■ AIM OF THE EXERCISE ■
Note each line that includes the word "text". Copy those lines.

■ SUPPLIED DATA ■
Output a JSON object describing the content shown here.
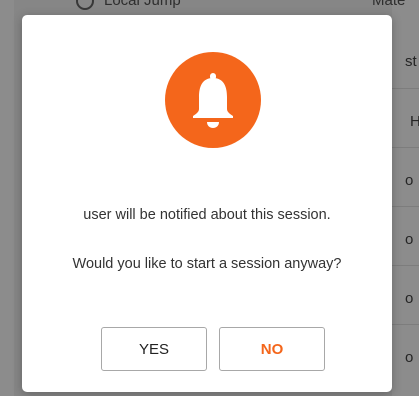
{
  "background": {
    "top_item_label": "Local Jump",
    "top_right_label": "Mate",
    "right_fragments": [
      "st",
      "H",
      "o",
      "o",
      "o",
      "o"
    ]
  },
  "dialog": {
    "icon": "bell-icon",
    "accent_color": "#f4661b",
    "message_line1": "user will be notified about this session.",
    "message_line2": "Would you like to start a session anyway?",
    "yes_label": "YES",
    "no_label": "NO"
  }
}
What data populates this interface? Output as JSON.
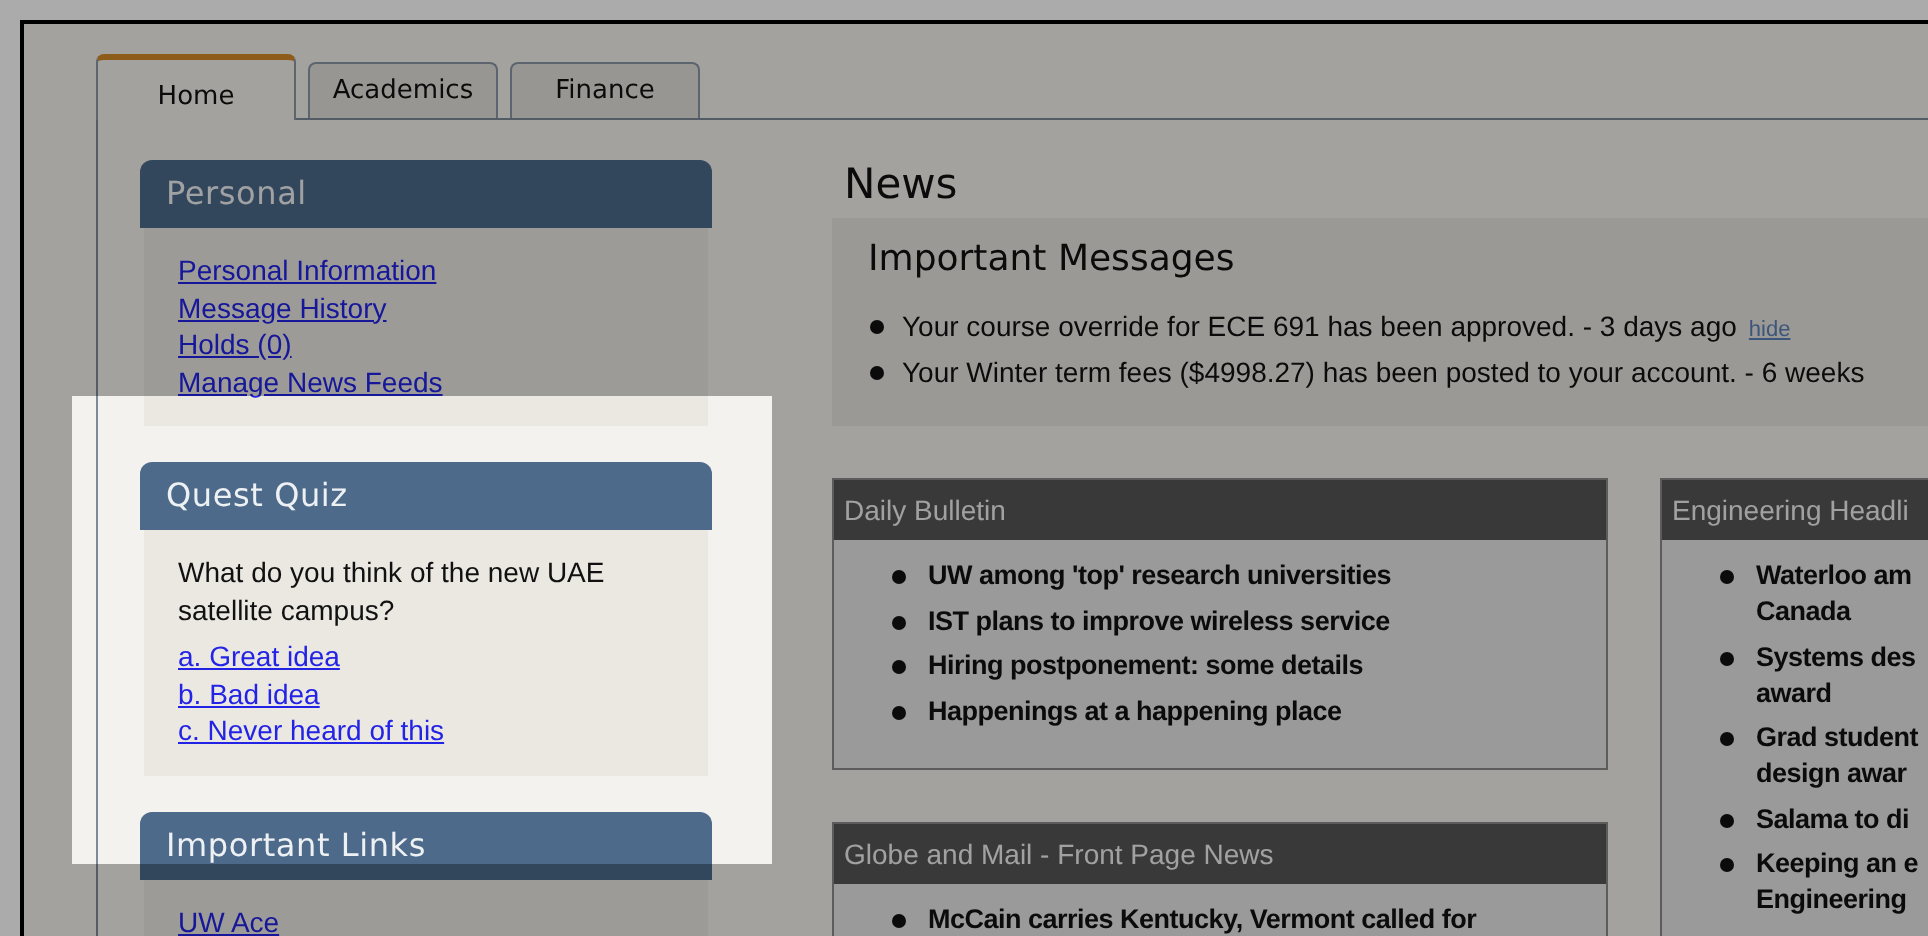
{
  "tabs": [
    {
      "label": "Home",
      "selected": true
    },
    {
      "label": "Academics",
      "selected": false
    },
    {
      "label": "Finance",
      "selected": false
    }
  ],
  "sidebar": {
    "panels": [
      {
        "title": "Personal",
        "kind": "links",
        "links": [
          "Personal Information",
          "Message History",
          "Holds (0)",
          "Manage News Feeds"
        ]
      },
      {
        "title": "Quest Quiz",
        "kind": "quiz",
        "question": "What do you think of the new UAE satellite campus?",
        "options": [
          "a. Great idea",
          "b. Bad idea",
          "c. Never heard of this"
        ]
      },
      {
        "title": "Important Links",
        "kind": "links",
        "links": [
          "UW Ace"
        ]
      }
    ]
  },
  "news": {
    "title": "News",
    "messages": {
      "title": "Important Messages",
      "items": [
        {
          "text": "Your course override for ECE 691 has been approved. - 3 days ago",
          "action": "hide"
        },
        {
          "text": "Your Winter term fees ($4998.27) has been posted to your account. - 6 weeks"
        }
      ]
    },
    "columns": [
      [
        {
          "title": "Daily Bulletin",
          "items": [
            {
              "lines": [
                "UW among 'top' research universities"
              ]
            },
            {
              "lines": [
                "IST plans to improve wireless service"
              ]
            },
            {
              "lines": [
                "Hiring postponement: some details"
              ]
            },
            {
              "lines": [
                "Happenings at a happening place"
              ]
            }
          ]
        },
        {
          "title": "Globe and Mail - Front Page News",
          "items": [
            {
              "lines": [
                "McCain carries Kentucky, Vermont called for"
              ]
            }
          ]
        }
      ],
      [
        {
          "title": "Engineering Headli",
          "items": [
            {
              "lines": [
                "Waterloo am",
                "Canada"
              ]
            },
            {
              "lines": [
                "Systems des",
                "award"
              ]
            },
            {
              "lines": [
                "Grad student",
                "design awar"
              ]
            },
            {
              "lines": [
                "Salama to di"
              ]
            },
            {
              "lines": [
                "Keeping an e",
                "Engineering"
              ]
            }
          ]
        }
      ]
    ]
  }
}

■ RESULT OF THE EXERCISE ■
          "text": "Your course override for ECE 691 has been approved. - 3 days ago",
          "text": "Your Winter term fees ($4998.27) has been posted to your account. - 6 weeks"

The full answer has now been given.